(Records about charts and figures)
* * *

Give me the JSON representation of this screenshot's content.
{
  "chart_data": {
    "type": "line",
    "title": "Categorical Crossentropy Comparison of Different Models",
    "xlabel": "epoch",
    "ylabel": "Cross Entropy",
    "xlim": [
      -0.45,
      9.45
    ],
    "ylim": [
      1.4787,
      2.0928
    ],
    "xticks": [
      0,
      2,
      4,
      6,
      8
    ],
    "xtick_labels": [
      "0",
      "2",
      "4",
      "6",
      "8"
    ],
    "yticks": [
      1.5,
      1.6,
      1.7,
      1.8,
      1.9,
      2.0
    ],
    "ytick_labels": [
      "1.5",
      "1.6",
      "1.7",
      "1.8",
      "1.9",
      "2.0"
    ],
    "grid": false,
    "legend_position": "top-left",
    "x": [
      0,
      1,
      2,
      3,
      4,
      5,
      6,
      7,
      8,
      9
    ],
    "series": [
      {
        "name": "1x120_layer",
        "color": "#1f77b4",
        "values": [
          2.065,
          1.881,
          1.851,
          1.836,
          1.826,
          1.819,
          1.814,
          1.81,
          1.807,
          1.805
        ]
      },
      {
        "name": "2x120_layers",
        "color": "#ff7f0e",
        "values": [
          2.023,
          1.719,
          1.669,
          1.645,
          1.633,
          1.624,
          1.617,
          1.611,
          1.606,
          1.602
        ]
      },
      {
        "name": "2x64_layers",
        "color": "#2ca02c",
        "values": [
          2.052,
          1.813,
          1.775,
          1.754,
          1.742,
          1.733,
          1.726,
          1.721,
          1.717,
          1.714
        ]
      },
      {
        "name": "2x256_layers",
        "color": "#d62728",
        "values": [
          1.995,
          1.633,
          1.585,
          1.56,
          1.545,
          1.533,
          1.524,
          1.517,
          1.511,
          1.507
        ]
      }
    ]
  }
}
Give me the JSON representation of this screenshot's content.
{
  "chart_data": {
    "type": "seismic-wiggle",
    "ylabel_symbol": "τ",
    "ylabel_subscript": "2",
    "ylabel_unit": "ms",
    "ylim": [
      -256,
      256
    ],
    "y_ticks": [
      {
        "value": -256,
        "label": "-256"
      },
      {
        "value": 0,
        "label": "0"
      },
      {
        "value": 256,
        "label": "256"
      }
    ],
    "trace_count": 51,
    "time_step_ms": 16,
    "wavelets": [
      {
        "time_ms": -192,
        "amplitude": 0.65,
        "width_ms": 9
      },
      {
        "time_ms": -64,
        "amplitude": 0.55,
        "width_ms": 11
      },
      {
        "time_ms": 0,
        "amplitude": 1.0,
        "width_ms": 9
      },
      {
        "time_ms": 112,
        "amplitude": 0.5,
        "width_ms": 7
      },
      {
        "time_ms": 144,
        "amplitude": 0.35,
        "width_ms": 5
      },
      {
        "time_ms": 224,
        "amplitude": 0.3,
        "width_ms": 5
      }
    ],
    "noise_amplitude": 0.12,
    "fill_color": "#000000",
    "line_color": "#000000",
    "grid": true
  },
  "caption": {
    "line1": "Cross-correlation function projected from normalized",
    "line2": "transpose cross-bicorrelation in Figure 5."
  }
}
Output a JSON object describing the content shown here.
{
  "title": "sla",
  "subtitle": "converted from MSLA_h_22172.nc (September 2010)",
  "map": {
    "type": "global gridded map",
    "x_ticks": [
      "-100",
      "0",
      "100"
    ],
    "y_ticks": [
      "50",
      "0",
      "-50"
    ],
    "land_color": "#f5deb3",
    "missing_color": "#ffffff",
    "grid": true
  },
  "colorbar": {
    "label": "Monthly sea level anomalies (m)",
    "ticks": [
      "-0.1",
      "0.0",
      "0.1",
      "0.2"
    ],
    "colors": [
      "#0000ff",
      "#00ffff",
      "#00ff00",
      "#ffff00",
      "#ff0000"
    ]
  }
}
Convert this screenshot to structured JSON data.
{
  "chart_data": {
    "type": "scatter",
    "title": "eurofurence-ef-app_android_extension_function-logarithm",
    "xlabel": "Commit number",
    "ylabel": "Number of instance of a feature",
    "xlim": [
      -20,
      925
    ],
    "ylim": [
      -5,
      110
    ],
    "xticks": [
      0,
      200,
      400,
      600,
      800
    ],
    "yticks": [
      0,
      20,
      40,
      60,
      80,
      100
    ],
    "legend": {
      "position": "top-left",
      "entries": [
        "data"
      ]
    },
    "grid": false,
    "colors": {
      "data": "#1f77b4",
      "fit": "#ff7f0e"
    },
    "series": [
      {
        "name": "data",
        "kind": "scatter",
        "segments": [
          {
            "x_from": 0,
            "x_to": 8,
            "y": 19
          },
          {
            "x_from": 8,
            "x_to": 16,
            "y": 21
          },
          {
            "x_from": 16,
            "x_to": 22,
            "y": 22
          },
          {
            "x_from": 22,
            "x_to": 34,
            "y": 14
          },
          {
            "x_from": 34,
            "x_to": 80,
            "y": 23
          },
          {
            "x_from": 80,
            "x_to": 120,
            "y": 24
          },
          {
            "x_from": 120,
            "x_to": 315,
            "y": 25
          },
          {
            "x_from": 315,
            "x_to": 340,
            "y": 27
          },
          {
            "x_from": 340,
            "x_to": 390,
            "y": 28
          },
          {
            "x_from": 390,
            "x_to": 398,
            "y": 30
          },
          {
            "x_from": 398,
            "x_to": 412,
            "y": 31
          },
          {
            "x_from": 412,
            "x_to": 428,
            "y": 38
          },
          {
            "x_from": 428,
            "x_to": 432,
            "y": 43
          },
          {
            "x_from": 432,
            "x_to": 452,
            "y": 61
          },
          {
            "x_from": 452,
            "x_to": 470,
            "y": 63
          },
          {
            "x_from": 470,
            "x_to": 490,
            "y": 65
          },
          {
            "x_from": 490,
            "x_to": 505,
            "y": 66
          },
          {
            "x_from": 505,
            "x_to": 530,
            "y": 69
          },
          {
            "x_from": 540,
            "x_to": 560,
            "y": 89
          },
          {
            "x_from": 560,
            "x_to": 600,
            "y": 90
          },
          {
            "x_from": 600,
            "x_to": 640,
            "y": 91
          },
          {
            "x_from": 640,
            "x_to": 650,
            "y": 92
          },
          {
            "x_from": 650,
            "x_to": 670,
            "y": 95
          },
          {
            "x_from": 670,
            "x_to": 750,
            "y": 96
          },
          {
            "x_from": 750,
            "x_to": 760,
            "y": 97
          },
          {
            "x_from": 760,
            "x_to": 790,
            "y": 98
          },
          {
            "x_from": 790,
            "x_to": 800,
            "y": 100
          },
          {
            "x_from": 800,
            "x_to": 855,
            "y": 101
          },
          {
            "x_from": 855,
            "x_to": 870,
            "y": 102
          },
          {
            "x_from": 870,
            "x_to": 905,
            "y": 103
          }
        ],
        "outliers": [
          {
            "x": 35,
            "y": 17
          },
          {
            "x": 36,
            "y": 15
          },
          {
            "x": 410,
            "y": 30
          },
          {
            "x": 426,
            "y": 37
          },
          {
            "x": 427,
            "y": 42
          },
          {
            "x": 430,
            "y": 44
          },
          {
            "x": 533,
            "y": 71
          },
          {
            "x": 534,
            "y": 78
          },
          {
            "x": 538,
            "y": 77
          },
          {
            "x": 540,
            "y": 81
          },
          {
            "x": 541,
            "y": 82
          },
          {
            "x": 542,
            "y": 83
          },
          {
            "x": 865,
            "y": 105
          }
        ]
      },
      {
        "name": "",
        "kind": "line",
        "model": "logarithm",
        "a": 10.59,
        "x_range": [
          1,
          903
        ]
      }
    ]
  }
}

* * *

◆ **TASK OBJECTIVE**:
Please set down each line of the records exactly as given.

◆ **RESPONSE FOR THIS EXERCISE**:
Give me the JSON representation of this screenshot's content.
{
  "chart_data": {
    "type": "line",
    "title": "Categorical Crossentropy Comparison of Different Models",
    "xlabel": "epoch",
    "ylabel": "Cross Entropy",
    "xlim": [
      -0.45,
      9.45
    ],
    "ylim": [
      1.4787,
      2.0928
    ],
    "xticks": [
      0,
      2,
      4,
      6,
      8
    ],
    "xtick_labels": [
      "0",
      "2",
      "4",
      "6",
      "8"
    ],
    "yticks": [
      1.5,
      1.6,
      1.7,
      1.8,
      1.9,
      2.0
    ],
    "ytick_labels": [
      "1.5",
      "1.6",
      "1.7",
      "1.8",
      "1.9",
      "2.0"
    ],
    "grid": false,
    "legend_position": "top-left",
    "x": [
      0,
      1,
      2,
      3,
      4,
      5,
      6,
      7,
      8,
      9
    ],
    "series": [
      {
        "name": "1x120_layer",
        "color": "#1f77b4",
        "values": [
          2.065,
          1.881,
          1.851,
          1.836,
          1.826,
          1.819,
          1.814,
          1.81,
          1.807,
          1.805
        ]
      },
      {
        "name": "2x120_layers",
        "color": "#ff7f0e",
        "values": [
          2.023,
          1.719,
          1.669,
          1.645,
          1.633,
          1.624,
          1.617,
          1.611,
          1.606,
          1.602
        ]
      },
      {
        "name": "2x64_layers",
        "color": "#2ca02c",
        "values": [
          2.052,
          1.813,
          1.775,
          1.754,
          1.742,
          1.733,
          1.726,
          1.721,
          1.717,
          1.714
        ]
      },
      {
        "name": "2x256_layers",
        "color": "#d62728",
        "values": [
          1.995,
          1.633,
          1.585,
          1.56,
          1.545,
          1.533,
          1.524,
          1.517,
          1.511,
          1.507
        ]
      }
    ]
  }
}
Give me the JSON representation of this screenshot's content.
{
  "chart_data": {
    "type": "seismic-wiggle",
    "ylabel_symbol": "τ",
    "ylabel_subscript": "2",
    "ylabel_unit": "ms",
    "ylim": [
      -256,
      256
    ],
    "y_ticks": [
      {
        "value": -256,
        "label": "-256"
      },
      {
        "value": 0,
        "label": "0"
      },
      {
        "value": 256,
        "label": "256"
      }
    ],
    "trace_count": 51,
    "time_step_ms": 16,
    "wavelets": [
      {
        "time_ms": -192,
        "amplitude": 0.65,
        "width_ms": 9
      },
      {
        "time_ms": -64,
        "amplitude": 0.55,
        "width_ms": 11
      },
      {
        "time_ms": 0,
        "amplitude": 1.0,
        "width_ms": 9
      },
      {
        "time_ms": 112,
        "amplitude": 0.5,
        "width_ms": 7
      },
      {
        "time_ms": 144,
        "amplitude": 0.35,
        "width_ms": 5
      },
      {
        "time_ms": 224,
        "amplitude": 0.3,
        "width_ms": 5
      }
    ],
    "noise_amplitude": 0.12,
    "fill_color": "#000000",
    "line_color": "#000000",
    "grid": true
  },
  "caption": {
    "line1": "Cross-correlation function projected from normalized",
    "line2": "transpose cross-bicorrelation in Figure 5."
  }
}
Output a JSON object describing the content shown here.
{
  "title": "sla",
  "subtitle": "converted from MSLA_h_22172.nc (September 2010)",
  "map": {
    "type": "global gridded map",
    "x_ticks": [
      "-100",
      "0",
      "100"
    ],
    "y_ticks": [
      "50",
      "0",
      "-50"
    ],
    "land_color": "#f5deb3",
    "missing_color": "#ffffff",
    "grid": true
  },
  "colorbar": {
    "label": "Monthly sea level anomalies (m)",
    "ticks": [
      "-0.1",
      "0.0",
      "0.1",
      "0.2"
    ],
    "colors": [
      "#0000ff",
      "#00ffff",
      "#00ff00",
      "#ffff00",
      "#ff0000"
    ]
  }
}
Convert this screenshot to structured JSON data.
{
  "chart_data": {
    "type": "scatter",
    "title": "eurofurence-ef-app_android_extension_function-logarithm",
    "xlabel": "Commit number",
    "ylabel": "Number of instance of a feature",
    "xlim": [
      -20,
      925
    ],
    "ylim": [
      -5,
      110
    ],
    "xticks": [
      0,
      200,
      400,
      600,
      800
    ],
    "yticks": [
      0,
      20,
      40,
      60,
      80,
      100
    ],
    "legend": {
      "position": "top-left",
      "entries": [
        "data"
      ]
    },
    "grid": false,
    "colors": {
      "data": "#1f77b4",
      "fit": "#ff7f0e"
    },
    "series": [
      {
        "name": "data",
        "kind": "scatter",
        "segments": [
          {
            "x_from": 0,
            "x_to": 8,
            "y": 19
          },
          {
            "x_from": 8,
            "x_to": 16,
            "y": 21
          },
          {
            "x_from": 16,
            "x_to": 22,
            "y": 22
          },
          {
            "x_from": 22,
            "x_to": 34,
            "y": 14
          },
          {
            "x_from": 34,
            "x_to": 80,
            "y": 23
          },
          {
            "x_from": 80,
            "x_to": 120,
            "y": 24
          },
          {
            "x_from": 120,
            "x_to": 315,
            "y": 25
          },
          {
            "x_from": 315,
            "x_to": 340,
            "y": 27
          },
          {
            "x_from": 340,
            "x_to": 390,
            "y": 28
          },
          {
            "x_from": 390,
            "x_to": 398,
            "y": 30
          },
          {
            "x_from": 398,
            "x_to": 412,
            "y": 31
          },
          {
            "x_from": 412,
            "x_to": 428,
            "y": 38
          },
          {
            "x_from": 428,
            "x_to": 432,
            "y": 43
          },
          {
            "x_from": 432,
            "x_to": 452,
            "y": 61
          },
          {
            "x_from": 452,
            "x_to": 470,
            "y": 63
          },
          {
            "x_from": 470,
            "x_to": 490,
            "y": 65
          },
          {
            "x_from": 490,
            "x_to": 505,
            "y": 66
          },
          {
            "x_from": 505,
            "x_to": 530,
            "y": 69
          },
          {
            "x_from": 540,
            "x_to": 560,
            "y": 89
          },
          {
            "x_from": 560,
            "x_to": 600,
            "y": 90
          },
          {
            "x_from": 600,
            "x_to": 640,
            "y": 91
          },
          {
            "x_from": 640,
            "x_to": 650,
            "y": 92
          },
          {
            "x_from": 650,
            "x_to": 670,
            "y": 95
          },
          {
            "x_from": 670,
            "x_to": 750,
            "y": 96
          },
          {
            "x_from": 750,
            "x_to": 760,
            "y": 97
          },
          {
            "x_from": 760,
            "x_to": 790,
            "y": 98
          },
          {
            "x_from": 790,
            "x_to": 800,
            "y": 100
          },
          {
            "x_from": 800,
            "x_to": 855,
            "y": 101
          },
          {
            "x_from": 855,
            "x_to": 870,
            "y": 102
          },
          {
            "x_from": 870,
            "x_to": 905,
            "y": 103
          }
        ],
        "outliers": [
          {
            "x": 35,
            "y": 17
          },
          {
            "x": 36,
            "y": 15
          },
          {
            "x": 410,
            "y": 30
          },
          {
            "x": 426,
            "y": 37
          },
          {
            "x": 427,
            "y": 42
          },
          {
            "x": 430,
            "y": 44
          },
          {
            "x": 533,
            "y": 71
          },
          {
            "x": 534,
            "y": 78
          },
          {
            "x": 538,
            "y": 77
          },
          {
            "x": 540,
            "y": 81
          },
          {
            "x": 541,
            "y": 82
          },
          {
            "x": 542,
            "y": 83
          },
          {
            "x": 865,
            "y": 105
          }
        ]
      },
      {
        "name": "",
        "kind": "line",
        "model": "logarithm",
        "a": 10.59,
        "x_range": [
          1,
          903
        ]
      }
    ]
  }
}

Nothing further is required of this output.